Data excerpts
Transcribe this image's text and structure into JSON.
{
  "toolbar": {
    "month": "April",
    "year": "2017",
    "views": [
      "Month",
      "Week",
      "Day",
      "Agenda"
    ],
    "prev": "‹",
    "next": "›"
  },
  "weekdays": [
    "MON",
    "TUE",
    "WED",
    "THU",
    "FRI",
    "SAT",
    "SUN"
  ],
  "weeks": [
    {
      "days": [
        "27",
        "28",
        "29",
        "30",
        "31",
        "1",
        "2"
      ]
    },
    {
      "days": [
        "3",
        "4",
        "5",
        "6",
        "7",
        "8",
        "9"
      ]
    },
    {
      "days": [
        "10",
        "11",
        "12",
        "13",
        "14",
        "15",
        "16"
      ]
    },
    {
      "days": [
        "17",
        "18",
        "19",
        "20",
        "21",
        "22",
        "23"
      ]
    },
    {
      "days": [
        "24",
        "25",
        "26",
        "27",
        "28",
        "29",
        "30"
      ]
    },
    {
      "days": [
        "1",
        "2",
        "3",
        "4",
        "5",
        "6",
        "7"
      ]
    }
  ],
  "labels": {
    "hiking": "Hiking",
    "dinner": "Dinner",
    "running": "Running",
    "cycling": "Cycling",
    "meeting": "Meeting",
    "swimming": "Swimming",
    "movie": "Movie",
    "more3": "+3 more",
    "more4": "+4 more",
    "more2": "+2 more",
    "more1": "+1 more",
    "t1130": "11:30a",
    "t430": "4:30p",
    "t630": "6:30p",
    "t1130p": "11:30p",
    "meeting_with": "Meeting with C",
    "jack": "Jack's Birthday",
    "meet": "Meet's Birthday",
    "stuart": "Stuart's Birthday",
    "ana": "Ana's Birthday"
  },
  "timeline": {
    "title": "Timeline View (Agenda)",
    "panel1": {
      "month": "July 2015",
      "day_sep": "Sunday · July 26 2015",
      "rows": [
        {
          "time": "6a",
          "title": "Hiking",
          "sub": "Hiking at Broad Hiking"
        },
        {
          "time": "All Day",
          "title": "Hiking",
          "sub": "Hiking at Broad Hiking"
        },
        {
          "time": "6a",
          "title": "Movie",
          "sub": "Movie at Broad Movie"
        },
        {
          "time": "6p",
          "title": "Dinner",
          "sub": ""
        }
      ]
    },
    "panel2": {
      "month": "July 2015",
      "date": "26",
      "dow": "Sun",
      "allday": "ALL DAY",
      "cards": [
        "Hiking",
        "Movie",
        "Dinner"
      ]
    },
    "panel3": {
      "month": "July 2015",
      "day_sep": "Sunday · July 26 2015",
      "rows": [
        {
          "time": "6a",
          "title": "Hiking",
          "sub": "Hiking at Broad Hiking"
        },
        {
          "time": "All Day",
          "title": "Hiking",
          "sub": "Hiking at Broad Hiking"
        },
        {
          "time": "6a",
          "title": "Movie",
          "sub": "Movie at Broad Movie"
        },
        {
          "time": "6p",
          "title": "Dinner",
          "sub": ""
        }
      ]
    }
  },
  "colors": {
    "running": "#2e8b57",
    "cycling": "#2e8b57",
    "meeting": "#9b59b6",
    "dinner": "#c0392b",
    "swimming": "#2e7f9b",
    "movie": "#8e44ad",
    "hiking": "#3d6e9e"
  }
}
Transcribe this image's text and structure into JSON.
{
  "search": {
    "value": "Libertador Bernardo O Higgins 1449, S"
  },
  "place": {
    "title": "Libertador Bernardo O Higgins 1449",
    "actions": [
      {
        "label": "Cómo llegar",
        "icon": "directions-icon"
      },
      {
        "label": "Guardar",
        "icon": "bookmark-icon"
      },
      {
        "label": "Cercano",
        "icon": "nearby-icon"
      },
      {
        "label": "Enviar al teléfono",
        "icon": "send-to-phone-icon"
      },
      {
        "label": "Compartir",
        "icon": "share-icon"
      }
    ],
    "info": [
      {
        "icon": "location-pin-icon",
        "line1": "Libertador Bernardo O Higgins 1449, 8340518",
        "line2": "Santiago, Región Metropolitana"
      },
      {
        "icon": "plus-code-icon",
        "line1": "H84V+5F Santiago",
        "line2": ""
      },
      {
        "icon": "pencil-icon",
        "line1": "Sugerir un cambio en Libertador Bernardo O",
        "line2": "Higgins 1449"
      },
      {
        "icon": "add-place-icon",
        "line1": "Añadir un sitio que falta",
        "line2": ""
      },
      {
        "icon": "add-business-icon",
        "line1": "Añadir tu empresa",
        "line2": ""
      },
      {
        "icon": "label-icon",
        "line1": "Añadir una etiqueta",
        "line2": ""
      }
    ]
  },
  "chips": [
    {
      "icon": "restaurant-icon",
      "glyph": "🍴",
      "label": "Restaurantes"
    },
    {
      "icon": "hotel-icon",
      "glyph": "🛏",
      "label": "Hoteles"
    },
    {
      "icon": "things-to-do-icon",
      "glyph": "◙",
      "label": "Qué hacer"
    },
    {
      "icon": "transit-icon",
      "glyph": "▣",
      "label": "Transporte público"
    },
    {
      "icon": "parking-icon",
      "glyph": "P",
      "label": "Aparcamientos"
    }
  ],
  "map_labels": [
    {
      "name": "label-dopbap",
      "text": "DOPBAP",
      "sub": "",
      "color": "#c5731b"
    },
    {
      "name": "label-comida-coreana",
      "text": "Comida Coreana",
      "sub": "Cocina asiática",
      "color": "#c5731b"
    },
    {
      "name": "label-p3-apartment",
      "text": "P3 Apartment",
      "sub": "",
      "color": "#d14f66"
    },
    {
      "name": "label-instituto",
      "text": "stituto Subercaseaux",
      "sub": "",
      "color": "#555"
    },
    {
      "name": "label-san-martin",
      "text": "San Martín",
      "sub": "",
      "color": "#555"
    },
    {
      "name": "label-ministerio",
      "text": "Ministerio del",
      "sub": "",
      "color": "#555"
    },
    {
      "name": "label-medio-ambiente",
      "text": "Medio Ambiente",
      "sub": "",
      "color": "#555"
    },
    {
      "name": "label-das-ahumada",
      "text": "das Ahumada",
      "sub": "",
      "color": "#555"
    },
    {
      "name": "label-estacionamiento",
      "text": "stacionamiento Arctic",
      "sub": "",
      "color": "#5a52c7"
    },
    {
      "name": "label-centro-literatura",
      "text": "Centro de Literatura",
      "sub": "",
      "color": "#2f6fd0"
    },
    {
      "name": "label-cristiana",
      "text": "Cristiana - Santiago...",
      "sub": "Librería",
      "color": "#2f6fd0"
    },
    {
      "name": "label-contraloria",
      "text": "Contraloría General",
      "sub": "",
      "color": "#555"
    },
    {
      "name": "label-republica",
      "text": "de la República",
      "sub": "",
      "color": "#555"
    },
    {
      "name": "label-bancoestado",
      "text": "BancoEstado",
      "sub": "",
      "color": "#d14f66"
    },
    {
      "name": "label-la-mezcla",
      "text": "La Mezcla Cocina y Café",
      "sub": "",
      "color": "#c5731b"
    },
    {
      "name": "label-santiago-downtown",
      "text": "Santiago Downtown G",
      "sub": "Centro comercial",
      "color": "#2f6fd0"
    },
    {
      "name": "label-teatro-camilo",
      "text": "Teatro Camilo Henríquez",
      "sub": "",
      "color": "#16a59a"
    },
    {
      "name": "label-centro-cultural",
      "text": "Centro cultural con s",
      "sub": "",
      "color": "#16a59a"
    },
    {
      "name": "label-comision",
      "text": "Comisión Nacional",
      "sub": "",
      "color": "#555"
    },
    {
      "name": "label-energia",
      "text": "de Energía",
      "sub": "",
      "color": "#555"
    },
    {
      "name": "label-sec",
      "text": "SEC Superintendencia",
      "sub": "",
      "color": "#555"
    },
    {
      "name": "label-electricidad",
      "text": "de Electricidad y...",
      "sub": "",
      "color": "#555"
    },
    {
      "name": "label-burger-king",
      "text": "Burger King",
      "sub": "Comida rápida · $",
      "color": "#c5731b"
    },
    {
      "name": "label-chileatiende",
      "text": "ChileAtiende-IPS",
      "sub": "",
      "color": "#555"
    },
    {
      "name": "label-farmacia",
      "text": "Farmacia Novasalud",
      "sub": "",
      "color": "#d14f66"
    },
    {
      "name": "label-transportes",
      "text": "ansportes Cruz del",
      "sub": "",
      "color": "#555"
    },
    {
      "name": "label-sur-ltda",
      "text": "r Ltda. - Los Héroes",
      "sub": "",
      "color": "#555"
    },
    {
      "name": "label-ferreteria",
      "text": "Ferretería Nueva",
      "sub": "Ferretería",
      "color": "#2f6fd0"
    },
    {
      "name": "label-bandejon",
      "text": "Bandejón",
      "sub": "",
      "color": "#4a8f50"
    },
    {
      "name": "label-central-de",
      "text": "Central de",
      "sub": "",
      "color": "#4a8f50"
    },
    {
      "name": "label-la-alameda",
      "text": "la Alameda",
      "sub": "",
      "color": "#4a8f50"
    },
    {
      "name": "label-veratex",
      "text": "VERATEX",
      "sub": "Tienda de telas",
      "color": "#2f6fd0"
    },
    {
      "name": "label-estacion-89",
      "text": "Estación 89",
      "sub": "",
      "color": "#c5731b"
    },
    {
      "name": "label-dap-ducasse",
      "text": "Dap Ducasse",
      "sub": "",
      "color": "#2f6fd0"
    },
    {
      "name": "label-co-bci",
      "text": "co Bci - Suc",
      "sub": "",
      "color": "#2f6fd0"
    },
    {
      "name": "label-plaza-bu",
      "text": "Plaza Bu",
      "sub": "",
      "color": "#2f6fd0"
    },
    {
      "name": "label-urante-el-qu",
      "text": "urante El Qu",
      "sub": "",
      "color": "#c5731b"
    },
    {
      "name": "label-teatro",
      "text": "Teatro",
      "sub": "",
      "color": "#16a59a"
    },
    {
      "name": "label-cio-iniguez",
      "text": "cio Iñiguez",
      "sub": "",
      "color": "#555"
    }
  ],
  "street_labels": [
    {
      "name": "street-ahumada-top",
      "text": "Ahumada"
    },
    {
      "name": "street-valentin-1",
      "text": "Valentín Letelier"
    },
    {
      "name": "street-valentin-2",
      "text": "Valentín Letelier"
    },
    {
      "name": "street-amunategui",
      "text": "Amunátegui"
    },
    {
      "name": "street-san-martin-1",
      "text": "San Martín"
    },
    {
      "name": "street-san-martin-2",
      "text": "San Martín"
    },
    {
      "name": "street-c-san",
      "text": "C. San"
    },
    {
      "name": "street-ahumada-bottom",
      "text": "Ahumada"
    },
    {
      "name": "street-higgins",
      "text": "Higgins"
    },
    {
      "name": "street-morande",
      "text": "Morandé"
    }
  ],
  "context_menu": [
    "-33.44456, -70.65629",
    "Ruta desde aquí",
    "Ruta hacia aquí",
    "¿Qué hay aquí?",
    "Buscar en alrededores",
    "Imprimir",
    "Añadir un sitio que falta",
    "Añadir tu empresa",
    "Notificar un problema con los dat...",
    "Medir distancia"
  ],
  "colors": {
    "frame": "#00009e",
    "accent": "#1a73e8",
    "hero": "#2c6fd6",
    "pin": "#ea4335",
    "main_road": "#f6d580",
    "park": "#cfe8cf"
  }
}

# What the exercise asks
In the records above, find each line with the word "aquí" and copy it.

# The reply
    "Ruta desde aquí",
    "Ruta hacia aquí",
    "¿Qué hay aquí?",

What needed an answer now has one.